• **Directions**: In the records below, find each line with the word "title" and copy it.

• **Rows**:
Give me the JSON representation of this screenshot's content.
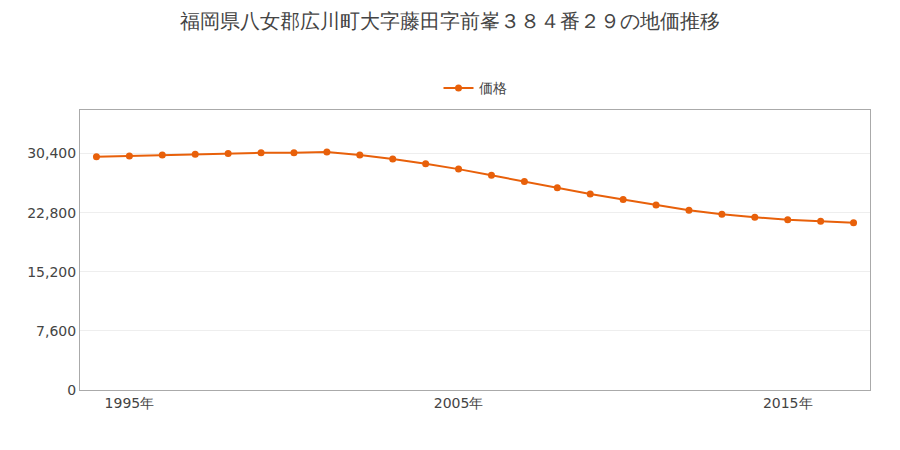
{
  "chart_data": {
    "type": "line",
    "title": "福岡県八女郡広川町大字藤田字前峯３８４番２９の地価推移",
    "x": [
      1994,
      1995,
      1996,
      1997,
      1998,
      1999,
      2000,
      2001,
      2002,
      2003,
      2004,
      2005,
      2006,
      2007,
      2008,
      2009,
      2010,
      2011,
      2012,
      2013,
      2014,
      2015,
      2016,
      2017
    ],
    "series": [
      {
        "name": "価格",
        "color": "#e8600a",
        "marker": "circle",
        "values": [
          30000,
          30100,
          30200,
          30300,
          30400,
          30500,
          30500,
          30600,
          30200,
          29700,
          29100,
          28400,
          27600,
          26800,
          26000,
          25200,
          24500,
          23800,
          23100,
          22600,
          22200,
          21900,
          21700,
          21500
        ]
      }
    ],
    "xlim": [
      1993.5,
      2017.5
    ],
    "xticks": [
      {
        "value": 1995,
        "label": "1995年"
      },
      {
        "value": 2005,
        "label": "2005年"
      },
      {
        "value": 2015,
        "label": "2015年"
      }
    ],
    "ylim": [
      0,
      36000
    ],
    "yticks": [
      0,
      {
        "value": 7600,
        "label": "7,600"
      },
      {
        "value": 15200,
        "label": "15,200"
      },
      {
        "value": 22800,
        "label": "22,800"
      },
      {
        "value": 30400,
        "label": "30,400"
      }
    ],
    "grid": "y",
    "legend": "top"
  }
}
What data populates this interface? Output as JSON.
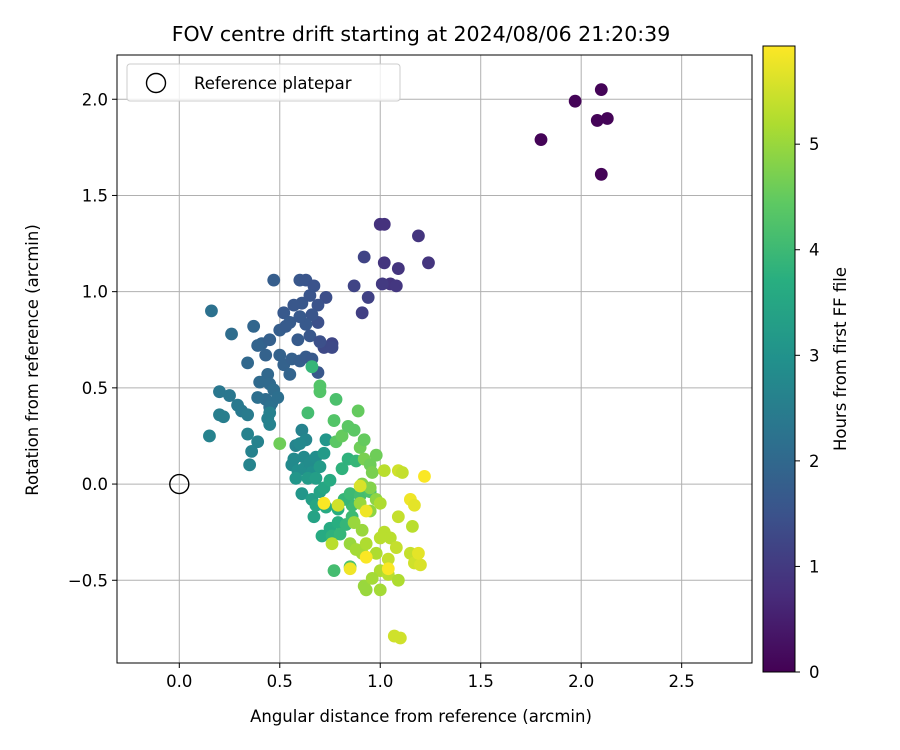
{
  "chart_data": {
    "type": "scatter",
    "title": "FOV centre drift starting at 2024/08/06 21:20:39",
    "xlabel": "Angular distance from reference (arcmin)",
    "ylabel": "Rotation from reference (arcmin)",
    "xlim": [
      -0.31,
      2.85
    ],
    "ylim": [
      -0.93,
      2.23
    ],
    "xticks": [
      0.0,
      0.5,
      1.0,
      1.5,
      2.0,
      2.5
    ],
    "xtick_labels": [
      "0.0",
      "0.5",
      "1.0",
      "1.5",
      "2.0",
      "2.5"
    ],
    "yticks": [
      -0.5,
      0.0,
      0.5,
      1.0,
      1.5,
      2.0
    ],
    "ytick_labels": [
      "−0.5",
      "0.0",
      "0.5",
      "1.0",
      "1.5",
      "2.0"
    ],
    "grid": true,
    "legend": {
      "placement": "top-left",
      "entries": [
        "Reference platepar"
      ]
    },
    "reference": {
      "name": "Reference platepar",
      "x": 0.0,
      "y": 0.0
    },
    "colorbar": {
      "label": "Hours from first FF file",
      "colormap": "viridis",
      "range": [
        0,
        5.93
      ],
      "ticks": [
        0,
        1,
        2,
        3,
        4,
        5
      ],
      "tick_labels": [
        "0",
        "1",
        "2",
        "3",
        "4",
        "5"
      ]
    },
    "points": [
      [
        1.8,
        1.79,
        0.05
      ],
      [
        1.97,
        1.99,
        0.05
      ],
      [
        2.1,
        2.05,
        0.05
      ],
      [
        2.08,
        1.89,
        0.05
      ],
      [
        2.13,
        1.9,
        0.05
      ],
      [
        2.1,
        1.61,
        0.05
      ],
      [
        1.0,
        1.35,
        0.85
      ],
      [
        1.02,
        1.35,
        0.85
      ],
      [
        1.19,
        1.29,
        0.9
      ],
      [
        1.24,
        1.15,
        0.9
      ],
      [
        1.02,
        1.15,
        0.9
      ],
      [
        1.09,
        1.12,
        0.9
      ],
      [
        1.05,
        1.04,
        0.9
      ],
      [
        1.08,
        1.03,
        0.95
      ],
      [
        1.01,
        1.04,
        1.0
      ],
      [
        0.92,
        1.18,
        1.2
      ],
      [
        0.87,
        1.03,
        1.2
      ],
      [
        0.94,
        0.97,
        1.15
      ],
      [
        0.91,
        0.89,
        1.1
      ],
      [
        0.76,
        0.73,
        1.25
      ],
      [
        0.72,
        0.71,
        1.3
      ],
      [
        0.69,
        0.84,
        1.45
      ],
      [
        0.73,
        0.97,
        1.4
      ],
      [
        0.6,
        1.06,
        1.6
      ],
      [
        0.63,
        1.06,
        1.55
      ],
      [
        0.67,
        1.03,
        1.5
      ],
      [
        0.61,
        0.94,
        1.6
      ],
      [
        0.65,
        0.98,
        1.55
      ],
      [
        0.69,
        0.93,
        1.5
      ],
      [
        0.57,
        0.93,
        1.6
      ],
      [
        0.52,
        0.89,
        1.65
      ],
      [
        0.55,
        0.84,
        1.7
      ],
      [
        0.66,
        0.88,
        1.55
      ],
      [
        0.63,
        0.83,
        1.65
      ],
      [
        0.5,
        0.8,
        1.75
      ],
      [
        0.53,
        0.82,
        1.7
      ],
      [
        0.6,
        0.87,
        1.65
      ],
      [
        0.65,
        0.77,
        1.6
      ],
      [
        0.59,
        0.75,
        1.7
      ],
      [
        0.7,
        0.74,
        1.45
      ],
      [
        0.76,
        0.71,
        1.3
      ],
      [
        0.47,
        1.06,
        1.75
      ],
      [
        0.41,
        0.73,
        1.85
      ],
      [
        0.45,
        0.75,
        1.8
      ],
      [
        0.39,
        0.72,
        1.9
      ],
      [
        0.43,
        0.67,
        1.85
      ],
      [
        0.5,
        0.67,
        1.85
      ],
      [
        0.52,
        0.62,
        1.85
      ],
      [
        0.56,
        0.65,
        1.8
      ],
      [
        0.6,
        0.64,
        1.75
      ],
      [
        0.63,
        0.66,
        1.7
      ],
      [
        0.66,
        0.65,
        1.65
      ],
      [
        0.69,
        0.58,
        1.6
      ],
      [
        0.55,
        0.57,
        1.9
      ],
      [
        0.44,
        0.57,
        2.0
      ],
      [
        0.4,
        0.53,
        2.05
      ],
      [
        0.45,
        0.52,
        2.05
      ],
      [
        0.47,
        0.49,
        2.1
      ],
      [
        0.43,
        0.44,
        2.1
      ],
      [
        0.46,
        0.42,
        2.15
      ],
      [
        0.49,
        0.45,
        2.15
      ],
      [
        0.45,
        0.4,
        2.2
      ],
      [
        0.39,
        0.45,
        2.15
      ],
      [
        0.37,
        0.82,
        1.95
      ],
      [
        0.26,
        0.78,
        2.1
      ],
      [
        0.34,
        0.63,
        2.0
      ],
      [
        0.16,
        0.9,
        2.2
      ],
      [
        0.2,
        0.48,
        2.35
      ],
      [
        0.25,
        0.46,
        2.35
      ],
      [
        0.29,
        0.41,
        2.4
      ],
      [
        0.31,
        0.38,
        2.4
      ],
      [
        0.34,
        0.36,
        2.45
      ],
      [
        0.2,
        0.36,
        2.5
      ],
      [
        0.22,
        0.35,
        2.5
      ],
      [
        0.34,
        0.26,
        2.6
      ],
      [
        0.39,
        0.22,
        2.6
      ],
      [
        0.36,
        0.17,
        2.6
      ],
      [
        0.35,
        0.1,
        2.65
      ],
      [
        0.15,
        0.25,
        2.6
      ],
      [
        0.45,
        0.37,
        2.55
      ],
      [
        0.44,
        0.34,
        2.55
      ],
      [
        0.45,
        0.31,
        2.6
      ],
      [
        0.58,
        0.2,
        2.65
      ],
      [
        0.61,
        0.28,
        2.6
      ],
      [
        0.63,
        0.23,
        2.7
      ],
      [
        0.6,
        0.21,
        2.75
      ],
      [
        0.62,
        0.14,
        2.8
      ],
      [
        0.57,
        0.13,
        2.8
      ],
      [
        0.62,
        0.08,
        2.9
      ],
      [
        0.65,
        0.11,
        2.85
      ],
      [
        0.68,
        0.14,
        2.9
      ],
      [
        0.66,
        0.06,
        2.95
      ],
      [
        0.56,
        0.1,
        2.8
      ],
      [
        0.59,
        0.07,
        2.9
      ],
      [
        0.58,
        0.03,
        3.1
      ],
      [
        0.61,
        -0.05,
        3.1
      ],
      [
        0.64,
        0.03,
        3.2
      ],
      [
        0.68,
        0.03,
        3.3
      ],
      [
        0.7,
        0.09,
        3.2
      ],
      [
        0.72,
        0.16,
        3.2
      ],
      [
        0.73,
        0.23,
        3.1
      ],
      [
        0.66,
        -0.08,
        3.3
      ],
      [
        0.7,
        -0.04,
        3.4
      ],
      [
        0.72,
        -0.02,
        3.5
      ],
      [
        0.75,
        0.02,
        3.6
      ],
      [
        0.67,
        -0.17,
        3.4
      ],
      [
        0.68,
        -0.11,
        3.5
      ],
      [
        0.73,
        -0.12,
        3.6
      ],
      [
        0.71,
        -0.27,
        3.6
      ],
      [
        0.75,
        -0.23,
        3.6
      ],
      [
        0.79,
        -0.2,
        3.7
      ],
      [
        0.79,
        -0.13,
        3.7
      ],
      [
        0.76,
        -0.27,
        3.8
      ],
      [
        0.8,
        -0.26,
        3.9
      ],
      [
        0.83,
        -0.21,
        3.9
      ],
      [
        0.86,
        -0.17,
        4.0
      ],
      [
        0.86,
        -0.11,
        4.0
      ],
      [
        0.82,
        -0.08,
        3.9
      ],
      [
        0.85,
        -0.05,
        4.0
      ],
      [
        0.9,
        -0.06,
        4.1
      ],
      [
        0.95,
        -0.04,
        4.2
      ],
      [
        0.77,
        -0.45,
        4.1
      ],
      [
        0.85,
        -0.43,
        4.2
      ],
      [
        0.81,
        0.08,
        3.8
      ],
      [
        0.84,
        0.13,
        3.8
      ],
      [
        0.88,
        0.12,
        3.9
      ],
      [
        0.64,
        0.37,
        4.1
      ],
      [
        0.66,
        0.61,
        3.9
      ],
      [
        0.7,
        0.51,
        4.3
      ],
      [
        0.7,
        0.48,
        4.3
      ],
      [
        0.78,
        0.44,
        4.2
      ],
      [
        0.77,
        0.33,
        4.3
      ],
      [
        0.78,
        0.22,
        4.4
      ],
      [
        0.81,
        0.25,
        4.5
      ],
      [
        0.84,
        0.3,
        4.4
      ],
      [
        0.87,
        0.28,
        4.4
      ],
      [
        0.89,
        0.38,
        4.5
      ],
      [
        0.9,
        0.19,
        4.6
      ],
      [
        0.92,
        0.23,
        4.5
      ],
      [
        0.98,
        0.15,
        4.6
      ],
      [
        0.92,
        0.13,
        4.7
      ],
      [
        0.95,
        0.1,
        4.6
      ],
      [
        0.96,
        0.06,
        4.7
      ],
      [
        0.91,
        0.0,
        4.8
      ],
      [
        0.95,
        -0.02,
        4.8
      ],
      [
        0.98,
        -0.08,
        4.9
      ],
      [
        0.9,
        -0.1,
        5.0
      ],
      [
        0.95,
        -0.14,
        4.9
      ],
      [
        0.87,
        -0.2,
        5.0
      ],
      [
        0.91,
        -0.24,
        5.0
      ],
      [
        0.85,
        -0.31,
        5.0
      ],
      [
        0.88,
        -0.34,
        5.1
      ],
      [
        0.91,
        -0.36,
        5.1
      ],
      [
        0.93,
        -0.31,
        5.2
      ],
      [
        0.98,
        -0.36,
        5.2
      ],
      [
        1.0,
        -0.28,
        5.3
      ],
      [
        1.02,
        -0.25,
        5.3
      ],
      [
        1.05,
        -0.28,
        5.3
      ],
      [
        1.08,
        -0.33,
        5.4
      ],
      [
        1.04,
        -0.39,
        5.4
      ],
      [
        1.0,
        -0.45,
        5.2
      ],
      [
        1.04,
        -0.47,
        5.3
      ],
      [
        1.09,
        -0.5,
        5.2
      ],
      [
        1.0,
        -0.55,
        5.1
      ],
      [
        0.92,
        -0.53,
        5.0
      ],
      [
        0.93,
        -0.55,
        5.0
      ],
      [
        0.96,
        -0.49,
        5.1
      ],
      [
        1.0,
        -0.1,
        5.2
      ],
      [
        1.02,
        0.07,
        5.3
      ],
      [
        1.09,
        0.07,
        5.5
      ],
      [
        1.11,
        0.06,
        5.4
      ],
      [
        1.09,
        -0.17,
        5.4
      ],
      [
        1.16,
        -0.22,
        5.3
      ],
      [
        1.15,
        -0.36,
        5.4
      ],
      [
        1.17,
        -0.41,
        5.5
      ],
      [
        1.2,
        -0.42,
        5.6
      ],
      [
        1.19,
        -0.36,
        5.7
      ],
      [
        1.15,
        -0.08,
        5.8
      ],
      [
        1.17,
        -0.11,
        5.7
      ],
      [
        1.22,
        0.04,
        5.9
      ],
      [
        1.07,
        -0.79,
        5.5
      ],
      [
        1.1,
        -0.8,
        5.5
      ],
      [
        0.72,
        -0.1,
        5.9
      ],
      [
        0.9,
        -0.01,
        5.6
      ],
      [
        0.93,
        -0.14,
        5.8
      ],
      [
        0.93,
        -0.38,
        5.9
      ],
      [
        0.85,
        -0.44,
        5.8
      ],
      [
        1.04,
        -0.44,
        5.9
      ],
      [
        0.79,
        -0.11,
        5.5
      ],
      [
        0.76,
        -0.31,
        5.3
      ],
      [
        0.5,
        0.21,
        4.6
      ]
    ]
  }
}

• **The output**:
    "title": "福岡県八女郡広川町大字藤田字前峯３８４番２９の地価推移",
    "title": "FOV centre drift starting at 2024/08/06 21:20:39",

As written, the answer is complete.